TASK REQUIREMENTS:
Search the listing below for the string "socks" and show each line that contains it.
=== SUPPLIED RECORDS ===
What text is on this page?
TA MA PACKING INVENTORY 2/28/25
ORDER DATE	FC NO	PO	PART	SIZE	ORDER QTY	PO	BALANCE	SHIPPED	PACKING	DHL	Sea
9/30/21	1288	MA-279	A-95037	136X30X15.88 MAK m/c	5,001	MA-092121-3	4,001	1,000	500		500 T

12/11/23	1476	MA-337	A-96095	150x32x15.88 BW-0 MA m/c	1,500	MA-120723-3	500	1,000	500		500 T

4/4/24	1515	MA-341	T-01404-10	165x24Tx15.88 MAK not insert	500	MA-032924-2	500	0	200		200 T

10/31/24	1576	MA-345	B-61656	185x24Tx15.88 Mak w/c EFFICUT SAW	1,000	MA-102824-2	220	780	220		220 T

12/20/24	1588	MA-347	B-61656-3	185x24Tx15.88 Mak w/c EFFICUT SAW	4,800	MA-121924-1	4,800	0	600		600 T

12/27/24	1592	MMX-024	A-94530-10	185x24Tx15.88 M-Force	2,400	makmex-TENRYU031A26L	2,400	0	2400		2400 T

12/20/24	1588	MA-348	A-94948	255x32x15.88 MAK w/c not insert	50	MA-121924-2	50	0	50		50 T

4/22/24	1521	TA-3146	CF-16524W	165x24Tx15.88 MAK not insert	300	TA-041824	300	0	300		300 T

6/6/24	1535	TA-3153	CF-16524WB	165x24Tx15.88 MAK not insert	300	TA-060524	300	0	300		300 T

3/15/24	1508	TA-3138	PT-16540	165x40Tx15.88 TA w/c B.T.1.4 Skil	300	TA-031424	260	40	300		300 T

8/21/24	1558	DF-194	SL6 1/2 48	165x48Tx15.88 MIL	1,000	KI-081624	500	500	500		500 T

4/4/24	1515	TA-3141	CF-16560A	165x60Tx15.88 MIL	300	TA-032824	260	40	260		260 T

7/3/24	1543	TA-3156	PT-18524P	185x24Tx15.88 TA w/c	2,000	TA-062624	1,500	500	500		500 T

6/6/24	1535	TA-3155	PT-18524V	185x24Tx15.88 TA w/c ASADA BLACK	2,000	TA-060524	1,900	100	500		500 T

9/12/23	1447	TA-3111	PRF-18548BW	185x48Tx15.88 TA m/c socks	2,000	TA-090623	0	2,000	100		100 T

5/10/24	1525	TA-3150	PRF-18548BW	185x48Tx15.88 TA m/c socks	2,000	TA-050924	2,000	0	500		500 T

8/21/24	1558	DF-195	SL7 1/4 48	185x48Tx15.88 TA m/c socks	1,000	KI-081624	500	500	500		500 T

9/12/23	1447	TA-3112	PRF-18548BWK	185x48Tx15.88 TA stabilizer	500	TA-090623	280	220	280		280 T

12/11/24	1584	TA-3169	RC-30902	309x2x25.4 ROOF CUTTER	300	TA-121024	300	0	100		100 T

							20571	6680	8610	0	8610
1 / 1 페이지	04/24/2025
===
FINAL RESULT:
9/12/23	1447	TA-3111	PRF-18548BW	185x48Tx15.88 TA m/c socks	2,000	TA-090623	0	2,000	100		100 T
5/10/24	1525	TA-3150	PRF-18548BW	185x48Tx15.88 TA m/c socks	2,000	TA-050924	2,000	0	500		500 T
8/21/24	1558	DF-195	SL7 1/4 48	185x48Tx15.88 TA m/c socks	1,000	KI-081624	500	500	500		500 T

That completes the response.